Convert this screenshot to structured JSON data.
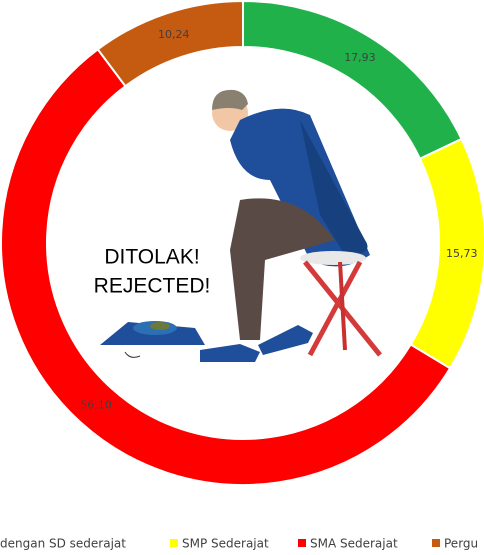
{
  "chart_data": {
    "type": "donut",
    "categories": [
      "dengan SD sederajat",
      "SMP Sederajat",
      "SMA Sederajat",
      "Pergu"
    ],
    "values": [
      17.93,
      15.73,
      56.1,
      10.24
    ],
    "value_labels": [
      "17,93",
      "15,73",
      "56,10",
      "10,24"
    ],
    "colors": [
      "#21b14b",
      "#ffff00",
      "#ff0000",
      "#c55a11"
    ],
    "annotations": [
      "DITOLAK!",
      "REJECTED!"
    ],
    "legend": "bottom"
  }
}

================================

• _SET PROBLEM_
Quote the full listing above word for word; exclude every picture from the copy.

• _WRITTEN SOLUTION_
Convert this screenshot to structured JSON data.
{
  "chart_data": {
    "type": "donut",
    "categories": [
      "dengan SD sederajat",
      "SMP Sederajat",
      "SMA Sederajat",
      "Pergu"
    ],
    "values": [
      17.93,
      15.73,
      56.1,
      10.24
    ],
    "value_labels": [
      "17,93",
      "15,73",
      "56,10",
      "10,24"
    ],
    "colors": [
      "#21b14b",
      "#ffff00",
      "#ff0000",
      "#c55a11"
    ],
    "annotations": [
      "DITOLAK!",
      "REJECTED!"
    ],
    "legend": "bottom"
  }
}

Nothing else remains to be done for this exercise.